* START Data to use *
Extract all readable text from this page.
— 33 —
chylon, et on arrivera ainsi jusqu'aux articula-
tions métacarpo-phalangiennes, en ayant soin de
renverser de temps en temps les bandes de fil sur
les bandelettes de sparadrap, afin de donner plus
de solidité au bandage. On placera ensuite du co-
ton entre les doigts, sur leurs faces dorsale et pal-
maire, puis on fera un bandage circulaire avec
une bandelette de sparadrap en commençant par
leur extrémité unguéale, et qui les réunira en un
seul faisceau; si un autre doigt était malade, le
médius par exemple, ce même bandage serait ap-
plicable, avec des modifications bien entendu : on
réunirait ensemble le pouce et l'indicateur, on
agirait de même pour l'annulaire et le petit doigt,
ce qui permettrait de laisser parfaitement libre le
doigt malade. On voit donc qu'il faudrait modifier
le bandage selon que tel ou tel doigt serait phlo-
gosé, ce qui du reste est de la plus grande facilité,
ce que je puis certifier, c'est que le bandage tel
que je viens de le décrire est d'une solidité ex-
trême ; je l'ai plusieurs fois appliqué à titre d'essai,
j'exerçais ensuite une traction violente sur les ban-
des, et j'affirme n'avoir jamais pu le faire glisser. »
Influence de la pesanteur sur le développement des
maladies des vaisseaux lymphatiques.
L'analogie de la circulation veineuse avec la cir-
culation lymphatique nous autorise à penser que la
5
* END Data to use *
▶ [Aim of the exercise]:
Write out every line from the entries where "bandage" appears.

▶ [Output below]:
de solidité au bandage. On placera ensuite du co-
maire, puis on fera un bandage circulaire avec
médius par exemple, ce même bandage serait ap-
le bandage selon que tel ou tel doigt serait phlo-
ce que je puis certifier, c'est que le bandage tel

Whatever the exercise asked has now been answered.